• DATA FOR THIS TASK
************
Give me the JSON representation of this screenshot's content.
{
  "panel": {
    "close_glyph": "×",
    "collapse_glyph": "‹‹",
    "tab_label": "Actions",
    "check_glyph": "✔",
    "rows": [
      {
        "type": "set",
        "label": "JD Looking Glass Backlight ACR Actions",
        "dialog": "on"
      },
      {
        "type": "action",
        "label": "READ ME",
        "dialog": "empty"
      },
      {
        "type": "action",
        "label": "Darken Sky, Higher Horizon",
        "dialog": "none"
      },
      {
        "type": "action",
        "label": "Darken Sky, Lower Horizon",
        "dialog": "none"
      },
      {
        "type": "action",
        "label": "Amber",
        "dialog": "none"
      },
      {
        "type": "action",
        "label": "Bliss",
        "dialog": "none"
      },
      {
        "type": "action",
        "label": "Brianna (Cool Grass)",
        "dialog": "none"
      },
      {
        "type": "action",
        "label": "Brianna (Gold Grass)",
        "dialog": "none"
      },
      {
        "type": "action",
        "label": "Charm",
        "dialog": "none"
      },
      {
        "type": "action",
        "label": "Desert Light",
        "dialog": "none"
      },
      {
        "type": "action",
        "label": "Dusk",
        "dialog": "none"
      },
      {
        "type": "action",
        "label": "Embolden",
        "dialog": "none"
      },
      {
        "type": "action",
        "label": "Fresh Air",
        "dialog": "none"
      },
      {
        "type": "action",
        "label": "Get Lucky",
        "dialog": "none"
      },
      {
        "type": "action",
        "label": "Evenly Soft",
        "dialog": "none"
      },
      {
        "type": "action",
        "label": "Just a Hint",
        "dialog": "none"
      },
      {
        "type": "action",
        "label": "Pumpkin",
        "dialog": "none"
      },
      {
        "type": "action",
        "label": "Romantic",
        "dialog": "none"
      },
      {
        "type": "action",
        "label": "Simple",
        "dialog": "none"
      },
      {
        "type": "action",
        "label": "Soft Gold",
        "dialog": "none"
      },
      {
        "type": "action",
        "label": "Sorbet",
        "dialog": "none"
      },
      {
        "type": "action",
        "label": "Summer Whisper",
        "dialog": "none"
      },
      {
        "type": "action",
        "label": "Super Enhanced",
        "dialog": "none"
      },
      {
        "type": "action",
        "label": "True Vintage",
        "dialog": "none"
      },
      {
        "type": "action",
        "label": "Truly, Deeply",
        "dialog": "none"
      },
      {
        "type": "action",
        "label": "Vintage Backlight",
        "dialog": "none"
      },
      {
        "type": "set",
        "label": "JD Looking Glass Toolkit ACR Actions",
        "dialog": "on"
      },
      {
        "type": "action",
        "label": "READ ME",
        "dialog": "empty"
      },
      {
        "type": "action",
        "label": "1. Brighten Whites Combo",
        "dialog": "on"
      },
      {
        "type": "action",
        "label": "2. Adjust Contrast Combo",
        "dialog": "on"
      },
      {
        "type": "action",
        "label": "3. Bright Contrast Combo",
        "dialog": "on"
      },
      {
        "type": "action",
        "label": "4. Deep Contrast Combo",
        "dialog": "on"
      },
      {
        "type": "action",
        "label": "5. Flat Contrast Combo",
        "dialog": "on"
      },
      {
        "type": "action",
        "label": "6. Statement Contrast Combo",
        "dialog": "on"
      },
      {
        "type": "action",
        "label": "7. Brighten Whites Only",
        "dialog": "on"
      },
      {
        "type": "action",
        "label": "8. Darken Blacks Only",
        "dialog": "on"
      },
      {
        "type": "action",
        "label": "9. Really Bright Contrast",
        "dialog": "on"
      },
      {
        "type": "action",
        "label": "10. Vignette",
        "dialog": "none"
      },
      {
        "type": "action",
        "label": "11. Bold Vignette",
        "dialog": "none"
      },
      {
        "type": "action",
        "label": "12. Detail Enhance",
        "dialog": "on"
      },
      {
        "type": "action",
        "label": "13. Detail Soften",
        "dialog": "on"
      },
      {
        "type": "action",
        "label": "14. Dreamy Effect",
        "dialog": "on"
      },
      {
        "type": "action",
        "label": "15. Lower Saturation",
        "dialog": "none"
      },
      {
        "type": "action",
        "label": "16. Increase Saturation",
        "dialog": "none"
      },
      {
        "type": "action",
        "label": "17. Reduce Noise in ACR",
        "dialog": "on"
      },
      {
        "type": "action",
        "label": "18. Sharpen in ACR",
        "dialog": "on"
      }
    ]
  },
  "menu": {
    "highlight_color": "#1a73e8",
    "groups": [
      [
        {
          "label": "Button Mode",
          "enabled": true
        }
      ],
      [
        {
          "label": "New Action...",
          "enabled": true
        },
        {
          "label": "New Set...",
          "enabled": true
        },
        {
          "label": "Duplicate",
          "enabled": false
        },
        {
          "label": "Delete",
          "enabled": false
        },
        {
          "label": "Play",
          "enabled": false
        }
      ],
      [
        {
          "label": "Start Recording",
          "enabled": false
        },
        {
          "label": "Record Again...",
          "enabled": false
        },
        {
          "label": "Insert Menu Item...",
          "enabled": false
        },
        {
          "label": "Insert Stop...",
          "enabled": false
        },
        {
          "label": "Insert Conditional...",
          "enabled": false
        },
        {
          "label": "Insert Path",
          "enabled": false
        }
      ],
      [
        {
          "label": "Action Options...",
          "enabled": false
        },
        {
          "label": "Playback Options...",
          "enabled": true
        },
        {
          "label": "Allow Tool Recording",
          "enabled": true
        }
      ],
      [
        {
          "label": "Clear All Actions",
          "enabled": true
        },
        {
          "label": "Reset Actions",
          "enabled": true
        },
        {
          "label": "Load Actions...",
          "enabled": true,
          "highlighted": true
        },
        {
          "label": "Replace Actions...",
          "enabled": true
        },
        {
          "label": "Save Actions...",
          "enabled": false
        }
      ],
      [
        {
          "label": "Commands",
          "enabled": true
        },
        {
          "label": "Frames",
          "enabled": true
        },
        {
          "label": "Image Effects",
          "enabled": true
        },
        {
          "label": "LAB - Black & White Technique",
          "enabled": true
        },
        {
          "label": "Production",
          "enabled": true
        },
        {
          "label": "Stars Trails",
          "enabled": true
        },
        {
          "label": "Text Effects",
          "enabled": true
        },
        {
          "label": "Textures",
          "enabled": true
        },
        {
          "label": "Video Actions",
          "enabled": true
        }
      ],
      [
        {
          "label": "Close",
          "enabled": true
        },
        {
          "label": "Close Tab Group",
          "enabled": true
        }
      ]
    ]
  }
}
************
• WHAT YOU SHOULD DO
Copy each line of the listing that holds the word "Whites".

• SOLUTION
        "label": "1. Brighten Whites Combo",
        "label": "7. Brighten Whites Only",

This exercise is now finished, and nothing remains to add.